SUPPLIED MATERIAL –

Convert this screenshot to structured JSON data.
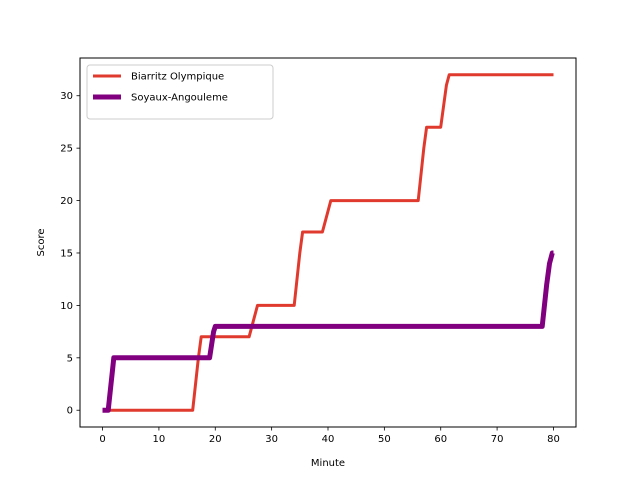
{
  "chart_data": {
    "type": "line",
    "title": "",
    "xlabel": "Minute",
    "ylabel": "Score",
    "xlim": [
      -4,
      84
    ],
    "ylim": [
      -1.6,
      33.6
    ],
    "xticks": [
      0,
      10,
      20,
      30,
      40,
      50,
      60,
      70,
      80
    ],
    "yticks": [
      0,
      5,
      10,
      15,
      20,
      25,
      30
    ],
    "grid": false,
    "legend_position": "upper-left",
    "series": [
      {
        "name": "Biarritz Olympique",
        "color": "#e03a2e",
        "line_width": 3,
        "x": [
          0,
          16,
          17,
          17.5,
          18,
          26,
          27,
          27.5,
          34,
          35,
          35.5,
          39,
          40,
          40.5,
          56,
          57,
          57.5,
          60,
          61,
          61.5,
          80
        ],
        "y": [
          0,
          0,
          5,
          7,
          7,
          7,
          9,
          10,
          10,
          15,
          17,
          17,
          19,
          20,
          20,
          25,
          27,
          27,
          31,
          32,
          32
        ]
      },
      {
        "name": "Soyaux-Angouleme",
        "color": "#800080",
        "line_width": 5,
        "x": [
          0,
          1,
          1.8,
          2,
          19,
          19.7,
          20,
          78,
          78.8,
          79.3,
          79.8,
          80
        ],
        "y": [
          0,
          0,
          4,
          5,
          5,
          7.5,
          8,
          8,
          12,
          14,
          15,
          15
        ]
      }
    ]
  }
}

* * *

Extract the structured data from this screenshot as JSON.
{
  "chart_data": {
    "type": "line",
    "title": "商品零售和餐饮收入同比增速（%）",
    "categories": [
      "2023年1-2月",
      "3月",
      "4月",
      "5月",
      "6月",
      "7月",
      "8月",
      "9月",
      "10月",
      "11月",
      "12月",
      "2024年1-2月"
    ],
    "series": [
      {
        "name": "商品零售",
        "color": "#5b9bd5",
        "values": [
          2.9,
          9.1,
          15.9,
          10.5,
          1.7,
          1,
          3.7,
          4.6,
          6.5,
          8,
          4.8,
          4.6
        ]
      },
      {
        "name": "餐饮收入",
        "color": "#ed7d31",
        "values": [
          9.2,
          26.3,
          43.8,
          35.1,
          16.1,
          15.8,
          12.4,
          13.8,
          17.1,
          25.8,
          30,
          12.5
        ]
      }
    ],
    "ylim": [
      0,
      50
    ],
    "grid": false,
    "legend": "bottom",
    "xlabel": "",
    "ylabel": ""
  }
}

---

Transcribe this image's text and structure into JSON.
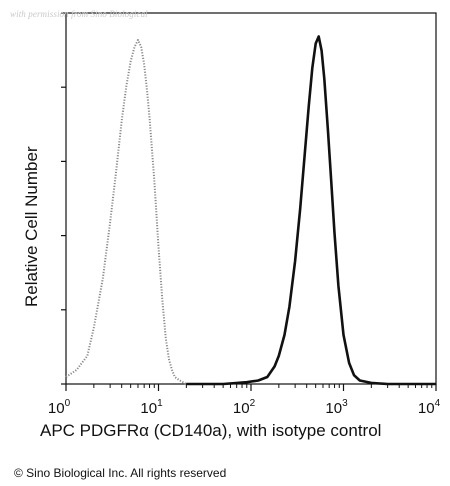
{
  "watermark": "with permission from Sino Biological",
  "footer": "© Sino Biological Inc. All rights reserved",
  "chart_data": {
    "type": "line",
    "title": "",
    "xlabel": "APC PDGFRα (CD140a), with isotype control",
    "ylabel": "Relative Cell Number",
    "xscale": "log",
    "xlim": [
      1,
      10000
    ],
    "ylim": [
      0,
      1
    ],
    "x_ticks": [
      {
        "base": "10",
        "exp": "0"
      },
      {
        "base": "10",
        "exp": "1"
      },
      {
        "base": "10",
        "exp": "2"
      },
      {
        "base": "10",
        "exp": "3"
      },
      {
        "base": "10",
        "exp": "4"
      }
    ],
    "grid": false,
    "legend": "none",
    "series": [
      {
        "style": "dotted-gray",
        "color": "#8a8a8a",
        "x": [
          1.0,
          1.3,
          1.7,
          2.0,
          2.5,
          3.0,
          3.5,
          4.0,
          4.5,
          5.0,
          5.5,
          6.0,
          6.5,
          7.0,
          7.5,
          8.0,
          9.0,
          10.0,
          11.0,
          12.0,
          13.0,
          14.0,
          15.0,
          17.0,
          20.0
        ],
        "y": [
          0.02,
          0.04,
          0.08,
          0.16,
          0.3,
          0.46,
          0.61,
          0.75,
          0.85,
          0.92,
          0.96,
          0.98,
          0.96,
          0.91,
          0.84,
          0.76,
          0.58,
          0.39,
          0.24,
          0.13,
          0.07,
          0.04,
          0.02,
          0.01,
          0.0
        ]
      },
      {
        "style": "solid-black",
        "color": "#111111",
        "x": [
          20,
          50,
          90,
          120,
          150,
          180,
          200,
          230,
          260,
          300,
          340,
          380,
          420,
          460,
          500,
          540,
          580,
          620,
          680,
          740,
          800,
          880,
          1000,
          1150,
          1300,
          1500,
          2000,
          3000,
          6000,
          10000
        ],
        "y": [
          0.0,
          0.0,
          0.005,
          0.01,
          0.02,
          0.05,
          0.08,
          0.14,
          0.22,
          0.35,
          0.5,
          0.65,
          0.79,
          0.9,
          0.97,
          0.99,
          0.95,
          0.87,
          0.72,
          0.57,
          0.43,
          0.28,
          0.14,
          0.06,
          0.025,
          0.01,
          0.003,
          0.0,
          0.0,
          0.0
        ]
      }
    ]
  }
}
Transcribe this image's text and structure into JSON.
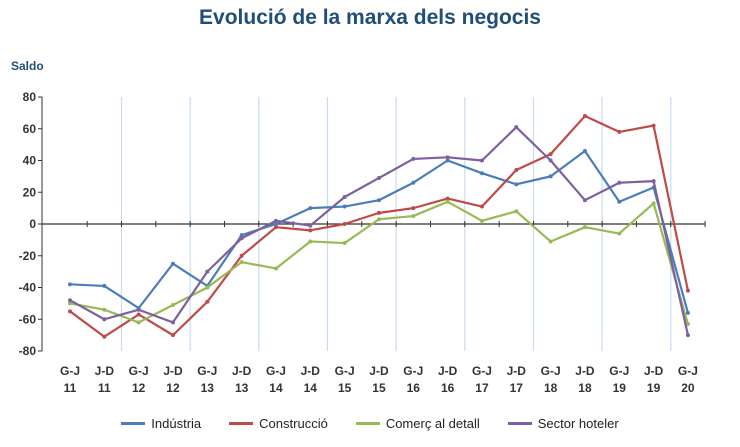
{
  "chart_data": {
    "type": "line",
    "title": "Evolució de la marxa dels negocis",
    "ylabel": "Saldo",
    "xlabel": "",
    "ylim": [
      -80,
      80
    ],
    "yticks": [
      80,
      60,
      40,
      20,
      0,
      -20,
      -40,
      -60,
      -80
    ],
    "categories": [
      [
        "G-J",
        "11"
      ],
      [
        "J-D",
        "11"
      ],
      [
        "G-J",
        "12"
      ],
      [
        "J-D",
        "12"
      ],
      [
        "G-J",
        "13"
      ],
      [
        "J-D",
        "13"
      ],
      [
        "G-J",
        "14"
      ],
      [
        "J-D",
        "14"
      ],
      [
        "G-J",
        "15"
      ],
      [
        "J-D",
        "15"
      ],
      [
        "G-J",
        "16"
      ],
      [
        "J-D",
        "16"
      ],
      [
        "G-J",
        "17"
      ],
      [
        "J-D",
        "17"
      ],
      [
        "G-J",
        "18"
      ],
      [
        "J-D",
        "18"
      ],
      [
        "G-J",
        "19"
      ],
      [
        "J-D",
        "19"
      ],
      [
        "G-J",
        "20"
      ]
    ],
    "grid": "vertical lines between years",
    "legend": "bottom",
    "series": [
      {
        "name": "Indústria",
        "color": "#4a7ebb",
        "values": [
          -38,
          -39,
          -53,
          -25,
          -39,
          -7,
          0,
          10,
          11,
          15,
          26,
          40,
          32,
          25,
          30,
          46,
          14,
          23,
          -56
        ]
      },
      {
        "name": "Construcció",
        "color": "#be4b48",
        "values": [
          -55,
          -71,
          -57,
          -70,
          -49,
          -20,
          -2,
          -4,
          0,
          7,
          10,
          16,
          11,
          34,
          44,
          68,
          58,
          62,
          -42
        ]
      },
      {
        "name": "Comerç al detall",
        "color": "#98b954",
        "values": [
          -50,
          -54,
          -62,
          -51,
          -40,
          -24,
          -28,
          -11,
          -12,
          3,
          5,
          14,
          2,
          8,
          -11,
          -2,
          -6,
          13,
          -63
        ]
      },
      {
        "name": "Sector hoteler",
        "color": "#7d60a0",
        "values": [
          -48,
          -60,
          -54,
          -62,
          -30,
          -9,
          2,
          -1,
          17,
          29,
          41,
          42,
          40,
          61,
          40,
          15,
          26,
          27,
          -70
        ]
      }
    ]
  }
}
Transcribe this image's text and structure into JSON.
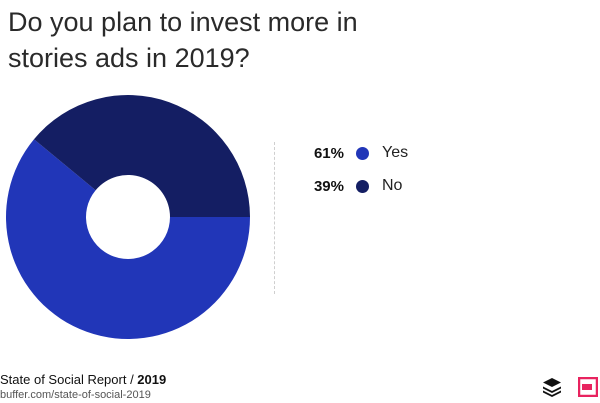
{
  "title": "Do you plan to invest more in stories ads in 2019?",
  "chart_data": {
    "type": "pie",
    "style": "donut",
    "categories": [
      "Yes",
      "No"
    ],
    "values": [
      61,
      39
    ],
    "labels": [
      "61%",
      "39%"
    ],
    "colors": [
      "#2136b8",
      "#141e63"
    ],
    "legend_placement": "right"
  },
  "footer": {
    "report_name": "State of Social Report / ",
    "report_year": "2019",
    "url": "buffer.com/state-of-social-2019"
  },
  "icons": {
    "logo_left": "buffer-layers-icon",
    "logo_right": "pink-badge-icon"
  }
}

EXERCISE –
State how many lines in the records above contain the word "xlabel", giving only the number.

WORKED SOLUTION –
4